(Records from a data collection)
-----

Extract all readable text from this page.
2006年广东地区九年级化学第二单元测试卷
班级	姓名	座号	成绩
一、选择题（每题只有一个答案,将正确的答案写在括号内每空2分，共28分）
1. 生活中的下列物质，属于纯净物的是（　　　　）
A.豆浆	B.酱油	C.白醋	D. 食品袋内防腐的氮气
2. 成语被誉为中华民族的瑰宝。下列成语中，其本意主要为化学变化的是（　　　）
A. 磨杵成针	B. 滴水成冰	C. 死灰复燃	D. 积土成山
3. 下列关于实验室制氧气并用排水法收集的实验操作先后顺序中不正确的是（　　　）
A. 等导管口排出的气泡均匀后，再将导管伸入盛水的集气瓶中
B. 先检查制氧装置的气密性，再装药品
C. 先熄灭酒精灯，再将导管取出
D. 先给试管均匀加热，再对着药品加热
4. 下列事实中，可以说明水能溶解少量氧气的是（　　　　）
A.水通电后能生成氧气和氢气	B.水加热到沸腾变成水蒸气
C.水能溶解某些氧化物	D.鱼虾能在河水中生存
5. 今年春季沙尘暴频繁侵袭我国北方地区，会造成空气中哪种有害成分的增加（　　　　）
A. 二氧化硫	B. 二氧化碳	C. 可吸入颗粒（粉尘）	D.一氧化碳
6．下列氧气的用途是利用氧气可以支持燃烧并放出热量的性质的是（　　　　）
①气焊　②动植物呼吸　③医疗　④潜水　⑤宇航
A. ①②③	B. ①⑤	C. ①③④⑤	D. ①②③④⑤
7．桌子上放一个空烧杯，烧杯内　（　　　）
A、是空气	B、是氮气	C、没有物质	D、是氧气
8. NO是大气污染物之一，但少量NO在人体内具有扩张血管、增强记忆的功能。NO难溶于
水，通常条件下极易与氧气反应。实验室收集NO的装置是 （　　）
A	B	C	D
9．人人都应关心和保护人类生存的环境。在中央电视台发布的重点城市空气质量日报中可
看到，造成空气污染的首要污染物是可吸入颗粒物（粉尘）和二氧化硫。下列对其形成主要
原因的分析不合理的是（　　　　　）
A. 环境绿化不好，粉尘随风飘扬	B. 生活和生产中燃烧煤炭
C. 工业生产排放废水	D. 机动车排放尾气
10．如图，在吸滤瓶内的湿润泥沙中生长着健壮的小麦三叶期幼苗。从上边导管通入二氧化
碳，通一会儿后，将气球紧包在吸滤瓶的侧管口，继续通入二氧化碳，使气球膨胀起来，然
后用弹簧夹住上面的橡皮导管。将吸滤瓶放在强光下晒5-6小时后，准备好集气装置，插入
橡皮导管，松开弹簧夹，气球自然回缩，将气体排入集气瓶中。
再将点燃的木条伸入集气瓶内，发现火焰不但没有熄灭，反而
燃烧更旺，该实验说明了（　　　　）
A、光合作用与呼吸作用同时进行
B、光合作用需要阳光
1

-----

- Written task: Give the material above again, word for word.

- Reply:
Extract all readable text from this page.
2006年广东地区九年级化学第二单元测试卷
班级	姓名	座号	成绩
一、选择题（每题只有一个答案,将正确的答案写在括号内每空2分，共28分）
1. 生活中的下列物质，属于纯净物的是（　　　　）
A.豆浆	B.酱油	C.白醋	D. 食品袋内防腐的氮气
2. 成语被誉为中华民族的瑰宝。下列成语中，其本意主要为化学变化的是（　　　）
A. 磨杵成针	B. 滴水成冰	C. 死灰复燃	D. 积土成山
3. 下列关于实验室制氧气并用排水法收集的实验操作先后顺序中不正确的是（　　　）
A. 等导管口排出的气泡均匀后，再将导管伸入盛水的集气瓶中
B. 先检查制氧装置的气密性，再装药品
C. 先熄灭酒精灯，再将导管取出
D. 先给试管均匀加热，再对着药品加热
4. 下列事实中，可以说明水能溶解少量氧气的是（　　　　）
A.水通电后能生成氧气和氢气	B.水加热到沸腾变成水蒸气
C.水能溶解某些氧化物	D.鱼虾能在河水中生存
5. 今年春季沙尘暴频繁侵袭我国北方地区，会造成空气中哪种有害成分的增加（　　　　）
A. 二氧化硫	B. 二氧化碳	C. 可吸入颗粒（粉尘）	D.一氧化碳
6．下列氧气的用途是利用氧气可以支持燃烧并放出热量的性质的是（　　　　）
①气焊　②动植物呼吸　③医疗　④潜水　⑤宇航
A. ①②③	B. ①⑤	C. ①③④⑤	D. ①②③④⑤
7．桌子上放一个空烧杯，烧杯内　（　　　）
A、是空气	B、是氮气	C、没有物质	D、是氧气
8. NO是大气污染物之一，但少量NO在人体内具有扩张血管、增强记忆的功能。NO难溶于
水，通常条件下极易与氧气反应。实验室收集NO的装置是 （　　）
A	B	C	D
9．人人都应关心和保护人类生存的环境。在中央电视台发布的重点城市空气质量日报中可
看到，造成空气污染的首要污染物是可吸入颗粒物（粉尘）和二氧化硫。下列对其形成主要
原因的分析不合理的是（　　　　　）
A. 环境绿化不好，粉尘随风飘扬	B. 生活和生产中燃烧煤炭
C. 工业生产排放废水	D. 机动车排放尾气
10．如图，在吸滤瓶内的湿润泥沙中生长着健壮的小麦三叶期幼苗。从上边导管通入二氧化
碳，通一会儿后，将气球紧包在吸滤瓶的侧管口，继续通入二氧化碳，使气球膨胀起来，然
后用弹簧夹住上面的橡皮导管。将吸滤瓶放在强光下晒5-6小时后，准备好集气装置，插入
橡皮导管，松开弹簧夹，气球自然回缩，将气体排入集气瓶中。
再将点燃的木条伸入集气瓶内，发现火焰不但没有熄灭，反而
燃烧更旺，该实验说明了（　　　　）
A、光合作用与呼吸作用同时进行
B、光合作用需要阳光
1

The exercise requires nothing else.